[Stored items from a collection]
◆ ◆ ◆
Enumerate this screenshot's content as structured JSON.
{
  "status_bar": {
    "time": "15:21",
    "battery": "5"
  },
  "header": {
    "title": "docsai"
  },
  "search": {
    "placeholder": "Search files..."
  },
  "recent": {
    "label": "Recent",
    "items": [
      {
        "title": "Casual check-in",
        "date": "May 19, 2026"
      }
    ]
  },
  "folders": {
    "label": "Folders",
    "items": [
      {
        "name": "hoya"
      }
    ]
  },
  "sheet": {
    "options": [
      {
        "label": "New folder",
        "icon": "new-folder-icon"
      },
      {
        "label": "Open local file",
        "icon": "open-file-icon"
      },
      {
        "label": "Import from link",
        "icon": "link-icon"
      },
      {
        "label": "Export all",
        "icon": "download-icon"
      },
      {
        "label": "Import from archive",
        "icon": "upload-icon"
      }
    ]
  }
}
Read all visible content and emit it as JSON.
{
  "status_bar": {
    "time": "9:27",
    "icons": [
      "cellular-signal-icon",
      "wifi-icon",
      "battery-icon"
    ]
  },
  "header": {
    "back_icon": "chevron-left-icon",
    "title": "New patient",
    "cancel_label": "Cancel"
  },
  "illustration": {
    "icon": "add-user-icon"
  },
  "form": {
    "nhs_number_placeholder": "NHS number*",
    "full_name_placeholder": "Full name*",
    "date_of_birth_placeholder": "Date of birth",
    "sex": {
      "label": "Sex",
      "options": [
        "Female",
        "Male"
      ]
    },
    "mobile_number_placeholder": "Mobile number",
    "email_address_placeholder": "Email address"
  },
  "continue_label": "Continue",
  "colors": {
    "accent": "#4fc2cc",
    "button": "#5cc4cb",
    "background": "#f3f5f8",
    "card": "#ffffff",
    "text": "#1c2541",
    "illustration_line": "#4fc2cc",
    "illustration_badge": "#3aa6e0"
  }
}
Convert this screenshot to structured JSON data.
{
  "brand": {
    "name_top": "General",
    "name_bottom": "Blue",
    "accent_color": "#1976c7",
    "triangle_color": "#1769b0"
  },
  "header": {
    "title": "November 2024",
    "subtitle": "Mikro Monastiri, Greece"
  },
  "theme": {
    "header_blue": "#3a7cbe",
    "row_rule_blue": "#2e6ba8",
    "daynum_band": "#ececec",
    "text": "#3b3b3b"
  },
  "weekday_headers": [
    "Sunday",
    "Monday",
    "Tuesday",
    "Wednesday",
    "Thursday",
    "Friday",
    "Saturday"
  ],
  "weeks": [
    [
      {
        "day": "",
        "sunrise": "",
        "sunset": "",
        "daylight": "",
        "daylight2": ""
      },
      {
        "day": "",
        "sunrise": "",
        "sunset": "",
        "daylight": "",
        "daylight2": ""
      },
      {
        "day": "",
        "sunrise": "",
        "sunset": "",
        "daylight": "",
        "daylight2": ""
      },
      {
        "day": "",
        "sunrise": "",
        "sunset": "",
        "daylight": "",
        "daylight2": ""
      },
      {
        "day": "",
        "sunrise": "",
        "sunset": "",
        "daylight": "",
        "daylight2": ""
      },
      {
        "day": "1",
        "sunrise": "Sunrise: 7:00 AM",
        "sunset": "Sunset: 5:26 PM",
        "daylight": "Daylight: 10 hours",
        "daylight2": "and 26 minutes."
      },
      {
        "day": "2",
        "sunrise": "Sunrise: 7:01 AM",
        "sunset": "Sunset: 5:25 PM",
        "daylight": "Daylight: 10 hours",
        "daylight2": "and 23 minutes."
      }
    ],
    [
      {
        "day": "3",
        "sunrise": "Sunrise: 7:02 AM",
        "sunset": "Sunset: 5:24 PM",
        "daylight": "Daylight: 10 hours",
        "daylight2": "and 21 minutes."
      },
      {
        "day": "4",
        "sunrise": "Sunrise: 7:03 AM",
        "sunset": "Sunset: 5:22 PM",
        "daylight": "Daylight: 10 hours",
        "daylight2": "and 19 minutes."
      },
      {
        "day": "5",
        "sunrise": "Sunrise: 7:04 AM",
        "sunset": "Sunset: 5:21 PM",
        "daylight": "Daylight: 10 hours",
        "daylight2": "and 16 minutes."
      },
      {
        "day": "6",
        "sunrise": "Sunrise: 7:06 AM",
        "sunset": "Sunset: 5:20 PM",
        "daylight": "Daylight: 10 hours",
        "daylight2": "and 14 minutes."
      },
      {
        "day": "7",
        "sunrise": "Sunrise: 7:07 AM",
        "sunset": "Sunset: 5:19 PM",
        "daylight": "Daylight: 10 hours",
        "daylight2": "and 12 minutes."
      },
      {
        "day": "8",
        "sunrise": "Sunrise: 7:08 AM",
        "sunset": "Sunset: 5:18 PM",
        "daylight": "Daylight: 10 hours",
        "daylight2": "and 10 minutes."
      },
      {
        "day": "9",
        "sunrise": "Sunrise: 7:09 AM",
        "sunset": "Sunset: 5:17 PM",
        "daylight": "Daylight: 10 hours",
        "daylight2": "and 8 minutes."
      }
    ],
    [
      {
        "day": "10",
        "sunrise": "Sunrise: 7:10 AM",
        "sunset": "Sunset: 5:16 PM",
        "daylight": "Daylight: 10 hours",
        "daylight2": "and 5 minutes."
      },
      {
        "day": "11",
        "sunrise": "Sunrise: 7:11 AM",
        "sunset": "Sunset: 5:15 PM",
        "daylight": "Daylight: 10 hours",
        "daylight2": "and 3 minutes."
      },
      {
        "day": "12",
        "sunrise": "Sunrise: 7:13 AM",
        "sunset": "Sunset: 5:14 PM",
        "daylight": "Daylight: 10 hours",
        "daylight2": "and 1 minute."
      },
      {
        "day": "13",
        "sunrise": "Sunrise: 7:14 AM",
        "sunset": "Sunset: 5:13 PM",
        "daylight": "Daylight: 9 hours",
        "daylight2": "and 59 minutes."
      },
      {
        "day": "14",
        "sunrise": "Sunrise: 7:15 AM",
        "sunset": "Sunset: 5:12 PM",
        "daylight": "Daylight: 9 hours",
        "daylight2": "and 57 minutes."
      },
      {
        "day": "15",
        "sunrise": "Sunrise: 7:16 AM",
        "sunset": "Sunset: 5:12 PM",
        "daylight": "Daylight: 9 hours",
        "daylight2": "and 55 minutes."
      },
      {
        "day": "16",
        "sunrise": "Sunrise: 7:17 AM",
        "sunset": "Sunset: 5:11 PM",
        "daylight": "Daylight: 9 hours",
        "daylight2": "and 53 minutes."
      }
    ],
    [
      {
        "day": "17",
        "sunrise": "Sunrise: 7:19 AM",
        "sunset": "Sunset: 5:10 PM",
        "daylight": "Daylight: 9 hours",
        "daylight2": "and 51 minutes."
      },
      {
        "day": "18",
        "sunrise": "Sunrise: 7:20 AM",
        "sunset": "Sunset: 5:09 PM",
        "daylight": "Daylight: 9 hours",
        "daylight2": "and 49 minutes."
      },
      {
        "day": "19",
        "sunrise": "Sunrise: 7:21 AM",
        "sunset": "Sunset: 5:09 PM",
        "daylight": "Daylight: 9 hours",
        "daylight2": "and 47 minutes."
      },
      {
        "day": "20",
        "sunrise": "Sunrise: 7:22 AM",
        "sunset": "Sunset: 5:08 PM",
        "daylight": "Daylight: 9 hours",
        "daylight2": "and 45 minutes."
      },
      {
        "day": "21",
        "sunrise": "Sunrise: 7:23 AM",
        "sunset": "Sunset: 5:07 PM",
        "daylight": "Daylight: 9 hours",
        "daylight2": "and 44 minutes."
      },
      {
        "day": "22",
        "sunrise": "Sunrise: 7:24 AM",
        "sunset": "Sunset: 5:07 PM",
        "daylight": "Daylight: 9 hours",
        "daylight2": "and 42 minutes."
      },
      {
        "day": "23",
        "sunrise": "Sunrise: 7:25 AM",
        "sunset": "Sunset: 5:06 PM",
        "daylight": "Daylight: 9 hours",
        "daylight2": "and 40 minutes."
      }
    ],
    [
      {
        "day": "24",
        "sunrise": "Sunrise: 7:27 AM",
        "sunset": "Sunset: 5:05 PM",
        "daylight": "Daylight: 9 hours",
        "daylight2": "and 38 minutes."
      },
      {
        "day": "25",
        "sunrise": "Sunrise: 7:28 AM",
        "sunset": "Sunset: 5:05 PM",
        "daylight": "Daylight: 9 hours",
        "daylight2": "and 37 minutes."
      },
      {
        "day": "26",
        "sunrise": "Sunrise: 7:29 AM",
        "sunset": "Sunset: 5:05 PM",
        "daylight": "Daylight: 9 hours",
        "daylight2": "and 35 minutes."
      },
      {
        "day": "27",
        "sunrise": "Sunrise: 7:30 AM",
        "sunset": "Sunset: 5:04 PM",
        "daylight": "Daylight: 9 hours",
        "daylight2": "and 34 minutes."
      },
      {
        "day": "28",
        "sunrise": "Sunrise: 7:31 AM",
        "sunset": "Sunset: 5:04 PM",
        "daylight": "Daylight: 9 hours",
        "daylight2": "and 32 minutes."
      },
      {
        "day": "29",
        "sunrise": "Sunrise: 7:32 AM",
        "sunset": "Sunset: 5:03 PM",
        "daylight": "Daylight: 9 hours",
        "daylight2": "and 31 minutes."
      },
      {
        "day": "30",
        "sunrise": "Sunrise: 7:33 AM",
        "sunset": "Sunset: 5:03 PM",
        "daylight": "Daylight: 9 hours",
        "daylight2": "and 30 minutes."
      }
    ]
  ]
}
◆ ◆ ◆
WHAT NEEDS TO BE DONE:
Using the material above, work out how many lines contain the string "this". Give that number alone.

WRITTEN RESPONSE:
2